Given instruction -
Would you return the complete listing below word for word?

(Records from a dataset)

○ ○ ○ ○

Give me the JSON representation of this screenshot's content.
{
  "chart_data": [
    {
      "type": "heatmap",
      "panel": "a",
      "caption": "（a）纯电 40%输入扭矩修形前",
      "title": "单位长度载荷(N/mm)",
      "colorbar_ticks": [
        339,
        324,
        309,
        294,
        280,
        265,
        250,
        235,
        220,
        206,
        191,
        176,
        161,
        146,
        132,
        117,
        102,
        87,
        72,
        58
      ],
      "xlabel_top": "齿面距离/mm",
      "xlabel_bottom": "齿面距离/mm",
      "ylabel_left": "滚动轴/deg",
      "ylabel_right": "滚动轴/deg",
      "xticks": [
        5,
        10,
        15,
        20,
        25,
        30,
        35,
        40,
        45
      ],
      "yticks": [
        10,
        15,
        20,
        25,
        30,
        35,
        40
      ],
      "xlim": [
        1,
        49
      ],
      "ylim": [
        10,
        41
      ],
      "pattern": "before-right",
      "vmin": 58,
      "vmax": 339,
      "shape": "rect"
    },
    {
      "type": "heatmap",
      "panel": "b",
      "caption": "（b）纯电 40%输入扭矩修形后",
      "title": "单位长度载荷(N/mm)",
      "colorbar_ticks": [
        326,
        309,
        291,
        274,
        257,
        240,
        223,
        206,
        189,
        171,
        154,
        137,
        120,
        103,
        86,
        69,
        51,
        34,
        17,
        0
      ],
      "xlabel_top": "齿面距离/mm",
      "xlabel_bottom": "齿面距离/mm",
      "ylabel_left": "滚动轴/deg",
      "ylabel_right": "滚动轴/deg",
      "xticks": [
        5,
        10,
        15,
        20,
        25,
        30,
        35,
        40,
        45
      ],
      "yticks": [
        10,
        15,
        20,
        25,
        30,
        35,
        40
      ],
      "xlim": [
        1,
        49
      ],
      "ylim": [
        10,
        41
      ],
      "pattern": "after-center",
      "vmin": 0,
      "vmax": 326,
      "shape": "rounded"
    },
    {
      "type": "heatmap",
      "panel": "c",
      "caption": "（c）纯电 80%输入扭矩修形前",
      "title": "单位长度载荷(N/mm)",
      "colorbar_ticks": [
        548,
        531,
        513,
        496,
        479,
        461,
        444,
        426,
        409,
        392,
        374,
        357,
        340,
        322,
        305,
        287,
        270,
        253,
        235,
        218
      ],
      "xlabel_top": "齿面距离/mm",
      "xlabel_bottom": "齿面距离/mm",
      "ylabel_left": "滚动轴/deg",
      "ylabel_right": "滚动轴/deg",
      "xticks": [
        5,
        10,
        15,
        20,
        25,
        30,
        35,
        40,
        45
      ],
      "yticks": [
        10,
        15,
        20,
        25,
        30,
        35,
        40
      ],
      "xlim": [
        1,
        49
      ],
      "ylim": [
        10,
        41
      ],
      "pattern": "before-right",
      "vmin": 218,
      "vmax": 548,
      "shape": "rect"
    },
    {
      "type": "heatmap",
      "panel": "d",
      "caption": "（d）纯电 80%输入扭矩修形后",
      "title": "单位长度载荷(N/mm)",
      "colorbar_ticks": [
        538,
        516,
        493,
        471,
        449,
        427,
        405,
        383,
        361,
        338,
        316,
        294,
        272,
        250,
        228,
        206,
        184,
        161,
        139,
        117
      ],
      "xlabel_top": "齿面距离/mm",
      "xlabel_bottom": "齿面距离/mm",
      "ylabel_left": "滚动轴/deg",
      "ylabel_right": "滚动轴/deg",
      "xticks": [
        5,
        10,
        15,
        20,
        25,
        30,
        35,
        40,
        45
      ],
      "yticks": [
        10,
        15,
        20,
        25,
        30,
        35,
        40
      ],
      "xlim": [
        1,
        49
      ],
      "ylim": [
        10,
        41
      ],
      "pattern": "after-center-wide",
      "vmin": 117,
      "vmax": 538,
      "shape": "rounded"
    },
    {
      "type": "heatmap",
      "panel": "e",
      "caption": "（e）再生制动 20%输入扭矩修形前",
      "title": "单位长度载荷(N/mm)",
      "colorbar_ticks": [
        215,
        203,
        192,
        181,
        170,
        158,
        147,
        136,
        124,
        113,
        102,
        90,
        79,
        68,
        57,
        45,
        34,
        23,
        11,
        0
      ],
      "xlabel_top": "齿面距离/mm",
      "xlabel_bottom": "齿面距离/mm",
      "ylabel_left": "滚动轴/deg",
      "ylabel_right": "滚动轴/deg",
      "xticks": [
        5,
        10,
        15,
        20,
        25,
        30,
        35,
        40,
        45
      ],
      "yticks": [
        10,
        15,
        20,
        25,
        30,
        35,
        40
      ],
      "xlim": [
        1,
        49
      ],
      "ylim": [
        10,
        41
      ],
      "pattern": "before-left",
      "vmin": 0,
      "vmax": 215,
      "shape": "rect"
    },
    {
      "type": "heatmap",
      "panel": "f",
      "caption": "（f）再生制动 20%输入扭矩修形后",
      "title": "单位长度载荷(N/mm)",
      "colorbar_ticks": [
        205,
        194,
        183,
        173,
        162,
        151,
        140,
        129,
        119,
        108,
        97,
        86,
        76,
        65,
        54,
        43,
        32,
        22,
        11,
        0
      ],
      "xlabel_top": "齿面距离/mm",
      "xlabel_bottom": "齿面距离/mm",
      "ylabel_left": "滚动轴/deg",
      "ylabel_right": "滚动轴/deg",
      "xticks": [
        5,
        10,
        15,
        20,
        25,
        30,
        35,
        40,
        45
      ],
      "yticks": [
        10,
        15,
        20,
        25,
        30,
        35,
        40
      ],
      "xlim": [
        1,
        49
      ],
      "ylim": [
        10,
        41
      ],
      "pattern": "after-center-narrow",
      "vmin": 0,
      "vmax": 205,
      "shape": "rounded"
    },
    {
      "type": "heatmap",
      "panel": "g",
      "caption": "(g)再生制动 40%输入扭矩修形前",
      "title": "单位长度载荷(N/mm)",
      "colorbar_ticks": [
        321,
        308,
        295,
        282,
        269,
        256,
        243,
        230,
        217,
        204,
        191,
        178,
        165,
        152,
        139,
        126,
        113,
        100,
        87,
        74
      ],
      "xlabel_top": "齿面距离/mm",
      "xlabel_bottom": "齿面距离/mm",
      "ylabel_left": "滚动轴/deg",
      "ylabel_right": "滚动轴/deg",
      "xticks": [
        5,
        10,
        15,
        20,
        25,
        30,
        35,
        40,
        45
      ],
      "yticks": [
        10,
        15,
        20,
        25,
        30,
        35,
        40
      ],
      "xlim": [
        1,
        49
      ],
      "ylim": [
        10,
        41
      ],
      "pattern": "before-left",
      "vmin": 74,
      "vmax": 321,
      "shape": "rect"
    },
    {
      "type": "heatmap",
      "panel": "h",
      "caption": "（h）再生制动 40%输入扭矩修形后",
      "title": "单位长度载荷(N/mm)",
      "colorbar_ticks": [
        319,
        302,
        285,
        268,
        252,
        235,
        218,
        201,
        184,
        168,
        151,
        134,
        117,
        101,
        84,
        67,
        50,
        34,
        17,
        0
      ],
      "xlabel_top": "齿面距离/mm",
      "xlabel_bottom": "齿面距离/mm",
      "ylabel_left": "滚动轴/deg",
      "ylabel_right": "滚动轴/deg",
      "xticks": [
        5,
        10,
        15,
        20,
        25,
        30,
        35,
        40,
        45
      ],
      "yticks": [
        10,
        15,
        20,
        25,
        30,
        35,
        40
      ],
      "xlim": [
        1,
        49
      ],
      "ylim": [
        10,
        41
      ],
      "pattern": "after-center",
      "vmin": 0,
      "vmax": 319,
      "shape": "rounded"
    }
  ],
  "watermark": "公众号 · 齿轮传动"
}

○ ○ ○ ○

Full output -
Give me the JSON representation of this screenshot's content.
{
  "chart_data": [
    {
      "type": "heatmap",
      "panel": "a",
      "caption": "（a）纯电 40%输入扭矩修形前",
      "title": "单位长度载荷(N/mm)",
      "colorbar_ticks": [
        339,
        324,
        309,
        294,
        280,
        265,
        250,
        235,
        220,
        206,
        191,
        176,
        161,
        146,
        132,
        117,
        102,
        87,
        72,
        58
      ],
      "xlabel_top": "齿面距离/mm",
      "xlabel_bottom": "齿面距离/mm",
      "ylabel_left": "滚动轴/deg",
      "ylabel_right": "滚动轴/deg",
      "xticks": [
        5,
        10,
        15,
        20,
        25,
        30,
        35,
        40,
        45
      ],
      "yticks": [
        10,
        15,
        20,
        25,
        30,
        35,
        40
      ],
      "xlim": [
        1,
        49
      ],
      "ylim": [
        10,
        41
      ],
      "pattern": "before-right",
      "vmin": 58,
      "vmax": 339,
      "shape": "rect"
    },
    {
      "type": "heatmap",
      "panel": "b",
      "caption": "（b）纯电 40%输入扭矩修形后",
      "title": "单位长度载荷(N/mm)",
      "colorbar_ticks": [
        326,
        309,
        291,
        274,
        257,
        240,
        223,
        206,
        189,
        171,
        154,
        137,
        120,
        103,
        86,
        69,
        51,
        34,
        17,
        0
      ],
      "xlabel_top": "齿面距离/mm",
      "xlabel_bottom": "齿面距离/mm",
      "ylabel_left": "滚动轴/deg",
      "ylabel_right": "滚动轴/deg",
      "xticks": [
        5,
        10,
        15,
        20,
        25,
        30,
        35,
        40,
        45
      ],
      "yticks": [
        10,
        15,
        20,
        25,
        30,
        35,
        40
      ],
      "xlim": [
        1,
        49
      ],
      "ylim": [
        10,
        41
      ],
      "pattern": "after-center",
      "vmin": 0,
      "vmax": 326,
      "shape": "rounded"
    },
    {
      "type": "heatmap",
      "panel": "c",
      "caption": "（c）纯电 80%输入扭矩修形前",
      "title": "单位长度载荷(N/mm)",
      "colorbar_ticks": [
        548,
        531,
        513,
        496,
        479,
        461,
        444,
        426,
        409,
        392,
        374,
        357,
        340,
        322,
        305,
        287,
        270,
        253,
        235,
        218
      ],
      "xlabel_top": "齿面距离/mm",
      "xlabel_bottom": "齿面距离/mm",
      "ylabel_left": "滚动轴/deg",
      "ylabel_right": "滚动轴/deg",
      "xticks": [
        5,
        10,
        15,
        20,
        25,
        30,
        35,
        40,
        45
      ],
      "yticks": [
        10,
        15,
        20,
        25,
        30,
        35,
        40
      ],
      "xlim": [
        1,
        49
      ],
      "ylim": [
        10,
        41
      ],
      "pattern": "before-right",
      "vmin": 218,
      "vmax": 548,
      "shape": "rect"
    },
    {
      "type": "heatmap",
      "panel": "d",
      "caption": "（d）纯电 80%输入扭矩修形后",
      "title": "单位长度载荷(N/mm)",
      "colorbar_ticks": [
        538,
        516,
        493,
        471,
        449,
        427,
        405,
        383,
        361,
        338,
        316,
        294,
        272,
        250,
        228,
        206,
        184,
        161,
        139,
        117
      ],
      "xlabel_top": "齿面距离/mm",
      "xlabel_bottom": "齿面距离/mm",
      "ylabel_left": "滚动轴/deg",
      "ylabel_right": "滚动轴/deg",
      "xticks": [
        5,
        10,
        15,
        20,
        25,
        30,
        35,
        40,
        45
      ],
      "yticks": [
        10,
        15,
        20,
        25,
        30,
        35,
        40
      ],
      "xlim": [
        1,
        49
      ],
      "ylim": [
        10,
        41
      ],
      "pattern": "after-center-wide",
      "vmin": 117,
      "vmax": 538,
      "shape": "rounded"
    },
    {
      "type": "heatmap",
      "panel": "e",
      "caption": "（e）再生制动 20%输入扭矩修形前",
      "title": "单位长度载荷(N/mm)",
      "colorbar_ticks": [
        215,
        203,
        192,
        181,
        170,
        158,
        147,
        136,
        124,
        113,
        102,
        90,
        79,
        68,
        57,
        45,
        34,
        23,
        11,
        0
      ],
      "xlabel_top": "齿面距离/mm",
      "xlabel_bottom": "齿面距离/mm",
      "ylabel_left": "滚动轴/deg",
      "ylabel_right": "滚动轴/deg",
      "xticks": [
        5,
        10,
        15,
        20,
        25,
        30,
        35,
        40,
        45
      ],
      "yticks": [
        10,
        15,
        20,
        25,
        30,
        35,
        40
      ],
      "xlim": [
        1,
        49
      ],
      "ylim": [
        10,
        41
      ],
      "pattern": "before-left",
      "vmin": 0,
      "vmax": 215,
      "shape": "rect"
    },
    {
      "type": "heatmap",
      "panel": "f",
      "caption": "（f）再生制动 20%输入扭矩修形后",
      "title": "单位长度载荷(N/mm)",
      "colorbar_ticks": [
        205,
        194,
        183,
        173,
        162,
        151,
        140,
        129,
        119,
        108,
        97,
        86,
        76,
        65,
        54,
        43,
        32,
        22,
        11,
        0
      ],
      "xlabel_top": "齿面距离/mm",
      "xlabel_bottom": "齿面距离/mm",
      "ylabel_left": "滚动轴/deg",
      "ylabel_right": "滚动轴/deg",
      "xticks": [
        5,
        10,
        15,
        20,
        25,
        30,
        35,
        40,
        45
      ],
      "yticks": [
        10,
        15,
        20,
        25,
        30,
        35,
        40
      ],
      "xlim": [
        1,
        49
      ],
      "ylim": [
        10,
        41
      ],
      "pattern": "after-center-narrow",
      "vmin": 0,
      "vmax": 205,
      "shape": "rounded"
    },
    {
      "type": "heatmap",
      "panel": "g",
      "caption": "(g)再生制动 40%输入扭矩修形前",
      "title": "单位长度载荷(N/mm)",
      "colorbar_ticks": [
        321,
        308,
        295,
        282,
        269,
        256,
        243,
        230,
        217,
        204,
        191,
        178,
        165,
        152,
        139,
        126,
        113,
        100,
        87,
        74
      ],
      "xlabel_top": "齿面距离/mm",
      "xlabel_bottom": "齿面距离/mm",
      "ylabel_left": "滚动轴/deg",
      "ylabel_right": "滚动轴/deg",
      "xticks": [
        5,
        10,
        15,
        20,
        25,
        30,
        35,
        40,
        45
      ],
      "yticks": [
        10,
        15,
        20,
        25,
        30,
        35,
        40
      ],
      "xlim": [
        1,
        49
      ],
      "ylim": [
        10,
        41
      ],
      "pattern": "before-left",
      "vmin": 74,
      "vmax": 321,
      "shape": "rect"
    },
    {
      "type": "heatmap",
      "panel": "h",
      "caption": "（h）再生制动 40%输入扭矩修形后",
      "title": "单位长度载荷(N/mm)",
      "colorbar_ticks": [
        319,
        302,
        285,
        268,
        252,
        235,
        218,
        201,
        184,
        168,
        151,
        134,
        117,
        101,
        84,
        67,
        50,
        34,
        17,
        0
      ],
      "xlabel_top": "齿面距离/mm",
      "xlabel_bottom": "齿面距离/mm",
      "ylabel_left": "滚动轴/deg",
      "ylabel_right": "滚动轴/deg",
      "xticks": [
        5,
        10,
        15,
        20,
        25,
        30,
        35,
        40,
        45
      ],
      "yticks": [
        10,
        15,
        20,
        25,
        30,
        35,
        40
      ],
      "xlim": [
        1,
        49
      ],
      "ylim": [
        10,
        41
      ],
      "pattern": "after-center",
      "vmin": 0,
      "vmax": 319,
      "shape": "rounded"
    }
  ],
  "watermark": "公众号 · 齿轮传动"
}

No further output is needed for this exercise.